What the exercise asks: Identify and pull out each line of the entries in which "رسول" occurs.

-------------------------

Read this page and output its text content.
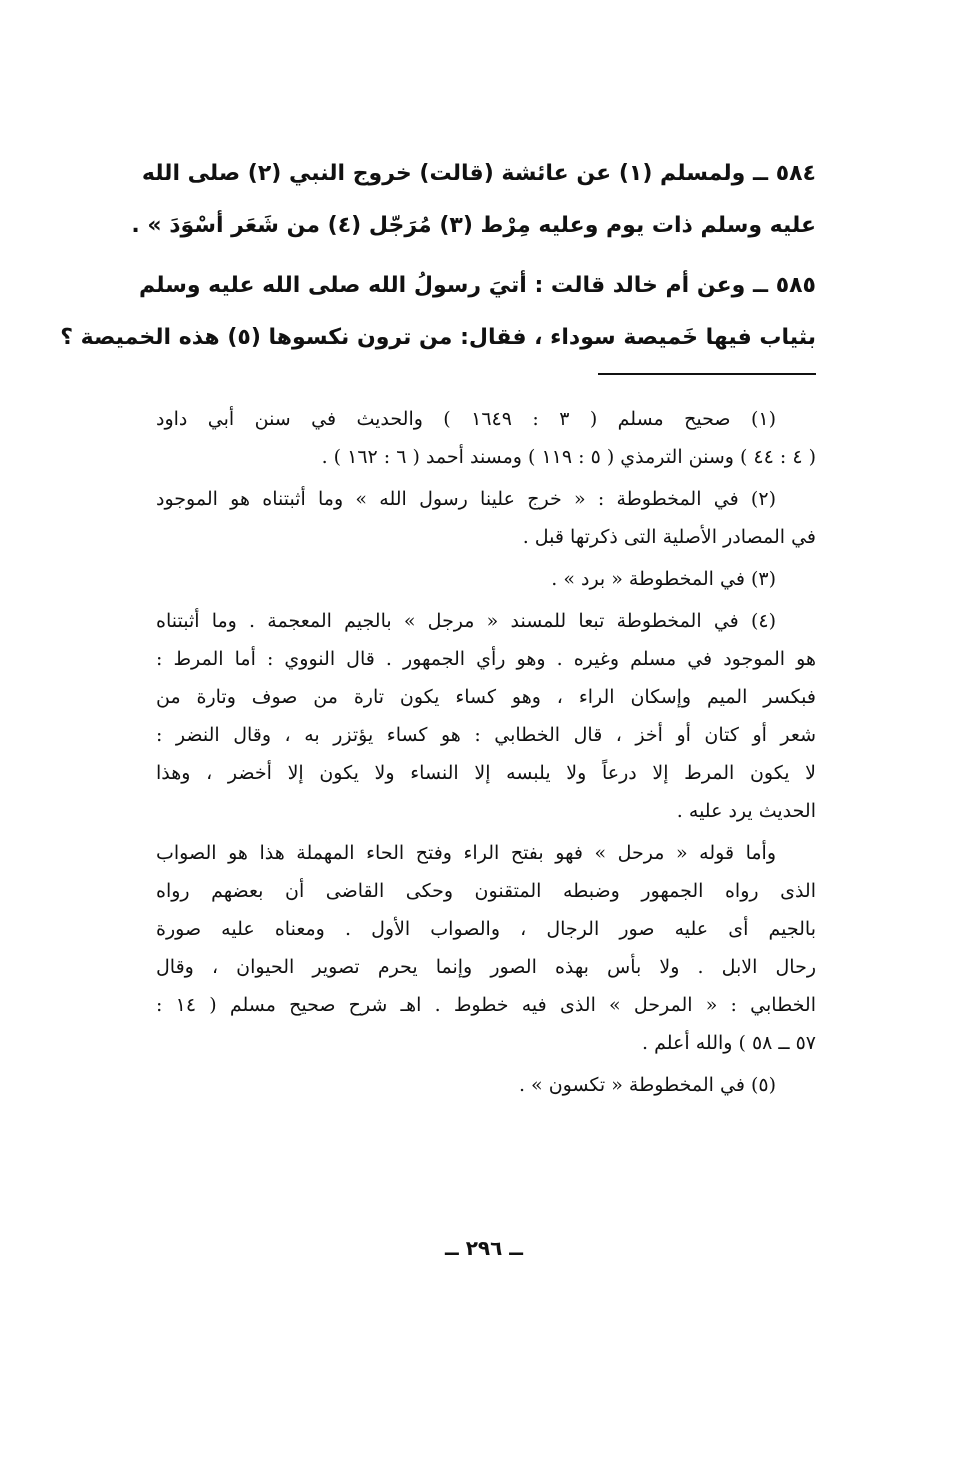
٥٨٤ ــ ولمسلم (١) عن عائشة (قالت) خروج النبي (٢) صلى الله
عليه وسلم ذات يوم وعليه مِرْط (٣) مُرَجّل (٤) من شَعَر أسْوَدَ » .
٥٨٥ ــ وعن أم خالد قالت : أتيَ رسولُ الله صلى الله عليه وسلم
بثياب فيها خَميصة سوداء ، فقال: من ترون نكسوها (٥) هذه الخميصة ؟
(١) صحيح مسلم ( ٣ : ١٦٤٩ ) والحديث في سنن أبي داود
( ٤ : ٤٤ ) وسنن الترمذي ( ٥ : ١١٩ ) ومسند أحمد ( ٦ : ١٦٢ ) .
(٢) في المخطوطة : « خرج علينا رسول الله » وما أثبتناه هو الموجود
في المصادر الأصلية التى ذكرتها قبل .
(٣) في المخطوطة « برد » .
(٤) في المخطوطة تبعا للمسند « مرجل » بالجيم المعجمة . وما أثبتناه
هو الموجود في مسلم وغيره . وهو رأي الجمهور . قال النووي : أما المرط :
فبكسر الميم وإسكان الراء ، وهو كساء يكون تارة من صوف وتارة من
شعر أو كتان أو أخز ، قال الخطابي : هو كساء يؤتزر به ، وقال النضر :
لا يكون المرط إلا درعاً ولا يلبسه إلا النساء ولا يكون إلا أخضر ، وهذا
الحديث يرد عليه .
وأما قوله « مرحل » فهو بفتح الراء وفتح الحاء المهملة هذا هو الصواب
الذى رواه الجمهور وضبطه المتقنون وحكى القاضى أن بعضهم رواه
بالجيم أى عليه صور الرجال ، والصواب الأول . ومعناه عليه صورة
رحال الابل . ولا بأس بهذه الصور وإنما يحرم تصوير الحيوان ، وقال
الخطابي : « المرحل » الذى فيه خطوط . اهـ شرح صحيح مسلم ( ١٤ :
٥٧ ــ ٥٨ ) والله أعلم .
(٥) في المخطوطة « تكسون » .
ــ ٢٩٦ ــ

-------------------------

Answer to the problem:
٥٨٥ ــ وعن أم خالد قالت : أتيَ رسولُ الله صلى الله عليه وسلم
(٢) في المخطوطة : « خرج علينا رسول الله » وما أثبتناه هو الموجود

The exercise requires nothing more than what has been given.